** start of RECORDED DATA **

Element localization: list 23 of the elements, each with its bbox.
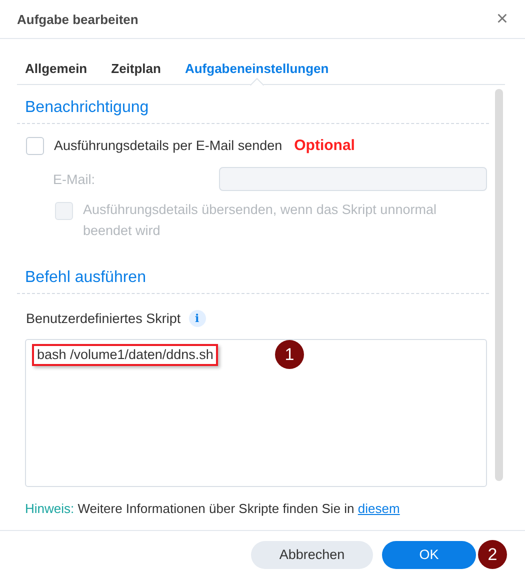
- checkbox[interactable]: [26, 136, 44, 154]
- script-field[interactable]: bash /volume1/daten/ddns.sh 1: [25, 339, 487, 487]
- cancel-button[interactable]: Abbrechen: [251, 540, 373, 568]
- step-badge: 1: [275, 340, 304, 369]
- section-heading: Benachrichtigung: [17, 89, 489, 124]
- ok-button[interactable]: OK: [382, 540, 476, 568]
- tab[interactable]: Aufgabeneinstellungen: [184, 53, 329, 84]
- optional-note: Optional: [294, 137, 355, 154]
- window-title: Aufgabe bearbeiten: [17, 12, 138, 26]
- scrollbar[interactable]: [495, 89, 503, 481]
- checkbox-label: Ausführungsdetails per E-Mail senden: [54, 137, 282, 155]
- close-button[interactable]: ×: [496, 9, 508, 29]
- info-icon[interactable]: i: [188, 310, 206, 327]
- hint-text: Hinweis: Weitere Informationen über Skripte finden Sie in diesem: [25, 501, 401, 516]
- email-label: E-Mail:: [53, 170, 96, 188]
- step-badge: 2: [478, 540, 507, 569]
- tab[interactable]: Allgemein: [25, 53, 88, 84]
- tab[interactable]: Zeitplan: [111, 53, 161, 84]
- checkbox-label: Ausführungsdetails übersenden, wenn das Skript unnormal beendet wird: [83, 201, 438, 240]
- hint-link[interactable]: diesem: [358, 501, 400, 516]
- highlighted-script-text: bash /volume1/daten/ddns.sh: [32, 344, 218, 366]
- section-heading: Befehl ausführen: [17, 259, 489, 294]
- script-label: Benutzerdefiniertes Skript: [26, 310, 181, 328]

** end of RECORDED DATA **
** start of RECORDED DATA **

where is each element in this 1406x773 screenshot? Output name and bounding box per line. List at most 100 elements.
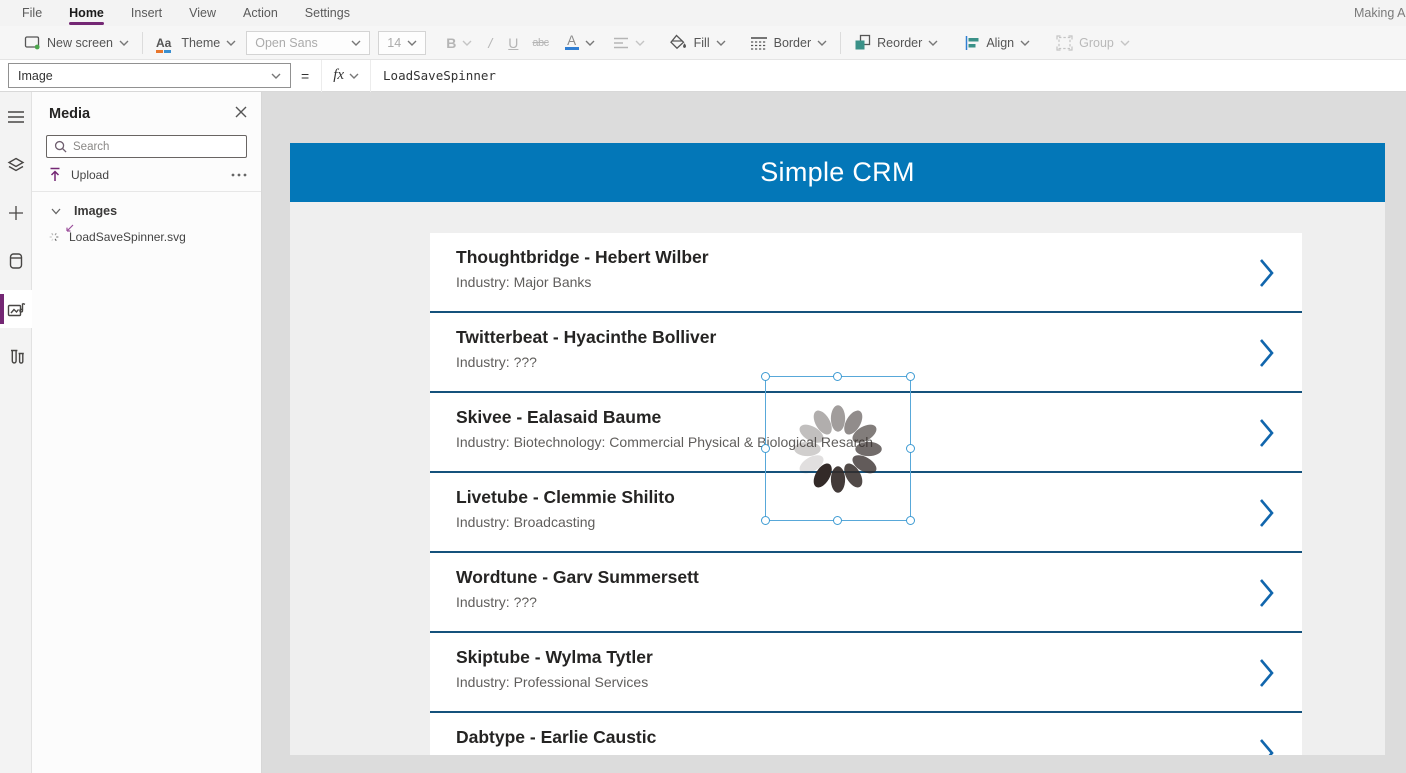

** end of RECORDED DATA **
** start of RECORDED DATA **

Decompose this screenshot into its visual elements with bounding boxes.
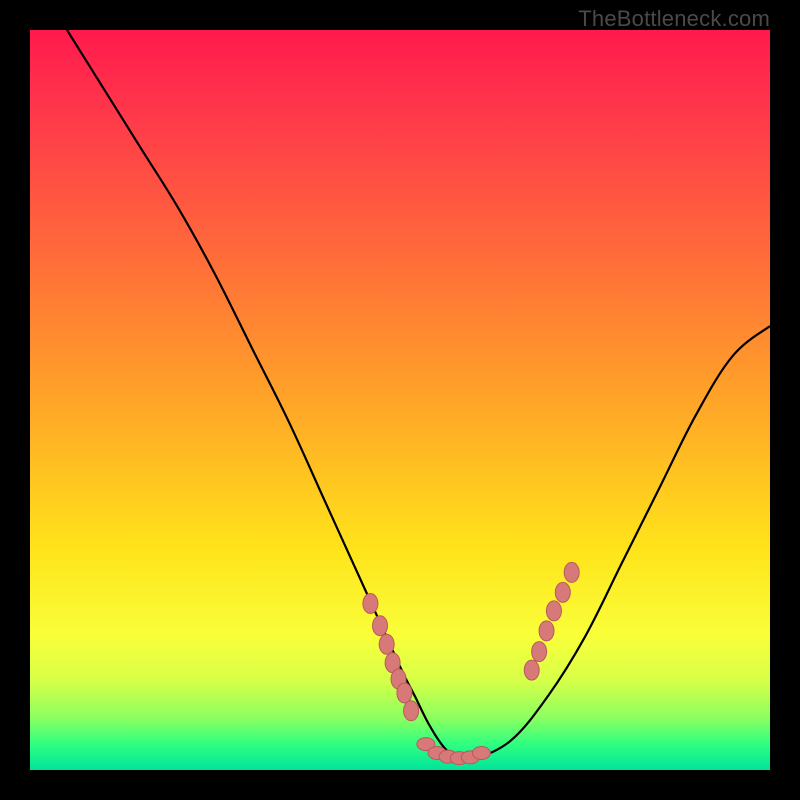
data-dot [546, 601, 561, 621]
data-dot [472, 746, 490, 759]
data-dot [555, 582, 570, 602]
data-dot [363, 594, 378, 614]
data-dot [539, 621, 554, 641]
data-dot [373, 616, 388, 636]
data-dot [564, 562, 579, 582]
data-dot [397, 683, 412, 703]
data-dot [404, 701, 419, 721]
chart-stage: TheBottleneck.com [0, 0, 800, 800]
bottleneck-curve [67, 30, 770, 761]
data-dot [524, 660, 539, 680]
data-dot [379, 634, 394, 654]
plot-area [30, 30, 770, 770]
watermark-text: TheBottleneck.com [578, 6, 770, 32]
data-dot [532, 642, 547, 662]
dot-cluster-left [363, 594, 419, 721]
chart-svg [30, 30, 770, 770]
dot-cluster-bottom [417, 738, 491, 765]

** end of RECORDED DATA **

AIM: In the records, from the line containing "Element localization: list" through the line containing "- hint-link[interactable]: diesem: [358, 501, 400, 516]", swap "Abbrechen" for "Cancel" and reproduce those lines with nothing else changed. Omit the pictures.

RESULT:
Element localization: list 23 of the elements, each with its bbox.
- checkbox[interactable]: [26, 136, 44, 154]
- script-field[interactable]: bash /volume1/daten/ddns.sh 1: [25, 339, 487, 487]
- cancel-button[interactable]: Cancel: [251, 540, 373, 568]
- step-badge: 1: [275, 340, 304, 369]
- section-heading: Benachrichtigung: [17, 89, 489, 124]
- ok-button[interactable]: OK: [382, 540, 476, 568]
- tab[interactable]: Aufgabeneinstellungen: [184, 53, 329, 84]
- optional-note: Optional: [294, 137, 355, 154]
- window-title: Aufgabe bearbeiten: [17, 12, 138, 26]
- scrollbar[interactable]: [495, 89, 503, 481]
- checkbox-label: Ausführungsdetails per E-Mail senden: [54, 137, 282, 155]
- close-button[interactable]: ×: [496, 9, 508, 29]
- info-icon[interactable]: i: [188, 310, 206, 327]
- hint-text: Hinweis: Weitere Informationen über Skripte finden Sie in diesem: [25, 501, 401, 516]
- email-label: E-Mail:: [53, 170, 96, 188]
- step-badge: 2: [478, 540, 507, 569]
- tab[interactable]: Allgemein: [25, 53, 88, 84]
- tab[interactable]: Zeitplan: [111, 53, 161, 84]
- checkbox-label: Ausführungsdetails übersenden, wenn das Skript unnormal beendet wird: [83, 201, 438, 240]
- hint-link[interactable]: diesem: [358, 501, 400, 516]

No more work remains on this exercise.